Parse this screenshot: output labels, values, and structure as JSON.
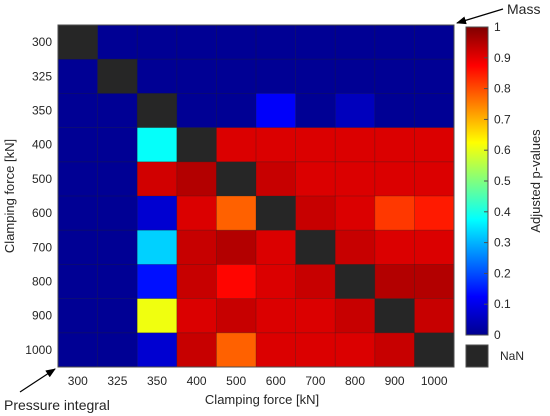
{
  "chart_data": {
    "type": "heatmap",
    "title": "",
    "row_labels": [
      "300",
      "325",
      "350",
      "400",
      "500",
      "600",
      "700",
      "800",
      "900",
      "1000"
    ],
    "col_labels": [
      "300",
      "325",
      "350",
      "400",
      "500",
      "600",
      "700",
      "800",
      "900",
      "1000"
    ],
    "ylabel": "Clamping force [kN]",
    "xlabel": "Clamping force [kN]",
    "upper_triangle_label": "Mass",
    "lower_triangle_label": "Pressure integral",
    "values": [
      [
        null,
        0.02,
        0.02,
        0.02,
        0.02,
        0.02,
        0.02,
        0.02,
        0.02,
        0.02
      ],
      [
        0.02,
        null,
        0.02,
        0.02,
        0.02,
        0.02,
        0.02,
        0.02,
        0.02,
        0.02
      ],
      [
        0.02,
        0.02,
        null,
        0.02,
        0.02,
        0.12,
        0.02,
        0.06,
        0.02,
        0.02
      ],
      [
        0.02,
        0.02,
        0.38,
        null,
        0.91,
        0.91,
        0.91,
        0.91,
        0.91,
        0.91
      ],
      [
        0.02,
        0.02,
        0.92,
        0.95,
        null,
        0.93,
        0.91,
        0.91,
        0.91,
        0.91
      ],
      [
        0.02,
        0.02,
        0.08,
        0.91,
        0.78,
        null,
        0.93,
        0.91,
        0.82,
        0.85
      ],
      [
        0.02,
        0.02,
        0.33,
        0.93,
        0.95,
        0.91,
        null,
        0.93,
        0.91,
        0.91
      ],
      [
        0.02,
        0.02,
        0.14,
        0.93,
        0.87,
        0.91,
        0.93,
        null,
        0.95,
        0.95
      ],
      [
        0.02,
        0.02,
        0.61,
        0.91,
        0.93,
        0.91,
        0.91,
        0.93,
        null,
        0.93
      ],
      [
        0.02,
        0.02,
        0.08,
        0.93,
        0.78,
        0.91,
        0.91,
        0.91,
        0.93,
        null
      ]
    ],
    "colorbar": {
      "label": "Adjusted p-values",
      "range": [
        0,
        1
      ],
      "ticks": [
        "0",
        "0.1",
        "0.2",
        "0.3",
        "0.4",
        "0.5",
        "0.6",
        "0.7",
        "0.8",
        "0.9",
        "1"
      ],
      "nan_label": "NaN",
      "nan_color": "#262626",
      "colormap": "jet"
    }
  }
}
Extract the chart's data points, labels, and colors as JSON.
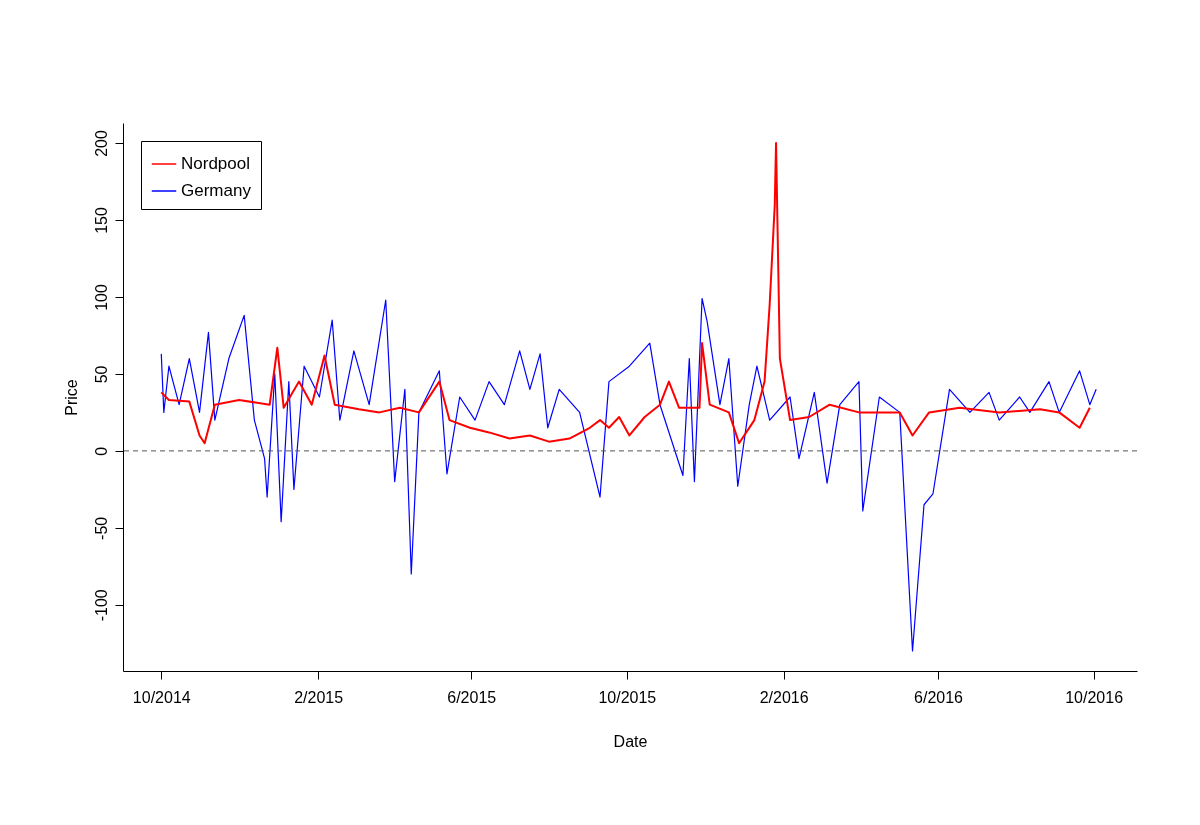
{
  "chart_data": {
    "type": "line",
    "xlabel": "Date",
    "ylabel": "Price",
    "legend": "top left",
    "grid": false,
    "xlim": [
      "2014-09-01",
      "2016-11-04"
    ],
    "ylim": [
      -143,
      213
    ],
    "xticks": [
      {
        "value": "2014-10-01",
        "label": "10/2014"
      },
      {
        "value": "2015-02-01",
        "label": "2/2015"
      },
      {
        "value": "2015-06-01",
        "label": "6/2015"
      },
      {
        "value": "2015-10-01",
        "label": "10/2015"
      },
      {
        "value": "2016-02-01",
        "label": "2/2016"
      },
      {
        "value": "2016-06-01",
        "label": "6/2016"
      },
      {
        "value": "2016-10-01",
        "label": "10/2016"
      }
    ],
    "yticks": [
      -100,
      -50,
      0,
      50,
      100,
      150,
      200
    ],
    "ref_lines": [
      {
        "axis": "y",
        "value": 0,
        "color": "#555555",
        "line_style": "dashed"
      }
    ],
    "series": [
      {
        "name": "Nordpool",
        "color": "#ff0000",
        "x": [
          "2014-10-01",
          "2014-10-07",
          "2014-10-23",
          "2014-10-31",
          "2014-11-04",
          "2014-11-12",
          "2014-12-01",
          "2014-12-25",
          "2014-12-31",
          "2015-01-05",
          "2015-01-17",
          "2015-01-27",
          "2015-02-06",
          "2015-02-14",
          "2015-03-05",
          "2015-03-21",
          "2015-04-06",
          "2015-04-21",
          "2015-05-07",
          "2015-05-15",
          "2015-05-31",
          "2015-06-15",
          "2015-07-01",
          "2015-07-17",
          "2015-08-01",
          "2015-08-17",
          "2015-09-02",
          "2015-09-10",
          "2015-09-17",
          "2015-09-25",
          "2015-10-03",
          "2015-10-15",
          "2015-10-27",
          "2015-11-03",
          "2015-11-11",
          "2015-11-27",
          "2015-11-29",
          "2015-12-05",
          "2015-12-20",
          "2015-12-28",
          "2016-01-09",
          "2016-01-17",
          "2016-01-21",
          "2016-01-25",
          "2016-01-26",
          "2016-01-29",
          "2016-02-06",
          "2016-02-21",
          "2016-03-08",
          "2016-03-31",
          "2016-05-02",
          "2016-05-12",
          "2016-05-25",
          "2016-06-18",
          "2016-07-19",
          "2016-08-20",
          "2016-09-04",
          "2016-09-20",
          "2016-09-28"
        ],
        "values": [
          38,
          33,
          32,
          10,
          5,
          30,
          33,
          30,
          67,
          28,
          45,
          30,
          62,
          30,
          27,
          25,
          28,
          25,
          45,
          20,
          15,
          12,
          8,
          10,
          6,
          8,
          15,
          20,
          15,
          22,
          10,
          22,
          30,
          45,
          28,
          28,
          70,
          30,
          25,
          5,
          20,
          45,
          95,
          160,
          200,
          60,
          20,
          22,
          30,
          25,
          25,
          10,
          25,
          28,
          25,
          27,
          25,
          15,
          28
        ]
      },
      {
        "name": "Germany",
        "color": "#0000ff",
        "x": [
          "2014-10-01",
          "2014-10-03",
          "2014-10-07",
          "2014-10-15",
          "2014-10-23",
          "2014-10-31",
          "2014-11-07",
          "2014-11-12",
          "2014-11-23",
          "2014-12-05",
          "2014-12-13",
          "2014-12-21",
          "2014-12-23",
          "2014-12-29",
          "2015-01-03",
          "2015-01-09",
          "2015-01-13",
          "2015-01-21",
          "2015-02-02",
          "2015-02-12",
          "2015-02-18",
          "2015-03-01",
          "2015-03-13",
          "2015-03-26",
          "2015-04-02",
          "2015-04-10",
          "2015-04-15",
          "2015-04-21",
          "2015-05-07",
          "2015-05-13",
          "2015-05-23",
          "2015-06-04",
          "2015-06-15",
          "2015-06-27",
          "2015-07-09",
          "2015-07-17",
          "2015-07-25",
          "2015-07-31",
          "2015-08-09",
          "2015-08-25",
          "2015-09-10",
          "2015-09-17",
          "2015-10-03",
          "2015-10-19",
          "2015-10-27",
          "2015-11-14",
          "2015-11-19",
          "2015-11-23",
          "2015-11-29",
          "2015-12-03",
          "2015-12-13",
          "2015-12-20",
          "2015-12-27",
          "2016-01-05",
          "2016-01-11",
          "2016-01-21",
          "2016-02-06",
          "2016-02-13",
          "2016-02-25",
          "2016-03-06",
          "2016-03-16",
          "2016-03-31",
          "2016-04-03",
          "2016-04-16",
          "2016-05-02",
          "2016-05-12",
          "2016-05-21",
          "2016-05-28",
          "2016-06-10",
          "2016-06-26",
          "2016-07-11",
          "2016-07-19",
          "2016-08-04",
          "2016-08-12",
          "2016-08-27",
          "2016-09-04",
          "2016-09-20",
          "2016-09-28",
          "2016-10-03"
        ],
        "values": [
          63,
          25,
          55,
          30,
          60,
          25,
          77,
          20,
          60,
          88,
          20,
          -5,
          -30,
          50,
          -46,
          45,
          -25,
          55,
          35,
          85,
          20,
          65,
          30,
          98,
          -20,
          40,
          -80,
          25,
          52,
          -15,
          35,
          20,
          45,
          30,
          65,
          40,
          63,
          15,
          40,
          25,
          -30,
          45,
          55,
          70,
          30,
          -16,
          60,
          -20,
          99,
          84,
          30,
          60,
          -23,
          30,
          55,
          20,
          35,
          -5,
          38,
          -21,
          30,
          45,
          -39,
          35,
          25,
          -130,
          -35,
          -28,
          40,
          25,
          38,
          20,
          35,
          25,
          45,
          25,
          52,
          30,
          40
        ]
      }
    ]
  }
}
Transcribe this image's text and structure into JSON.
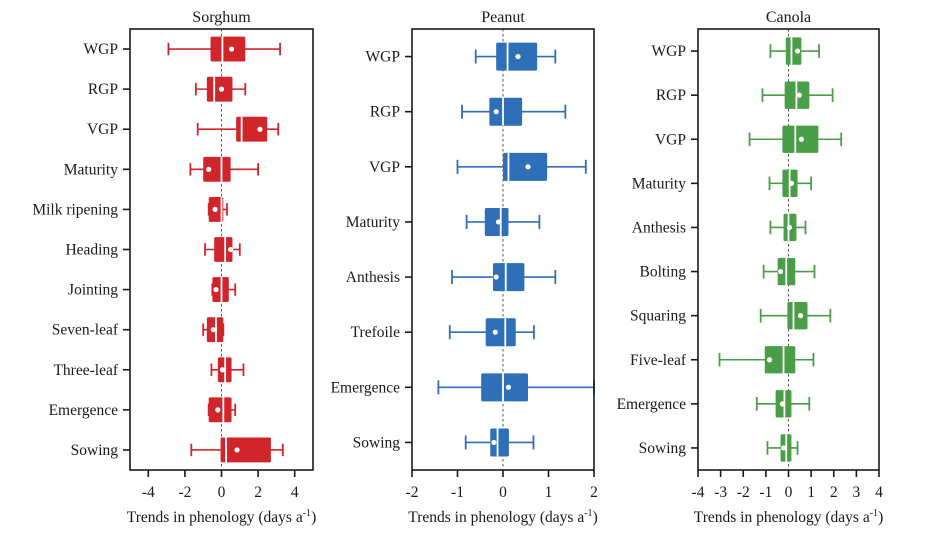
----
Short task
Write out every line of the preceding listing that contains "xlabel".

Result
    "xlabel": "Clamping force [kN]",
    "xlabel": "Date",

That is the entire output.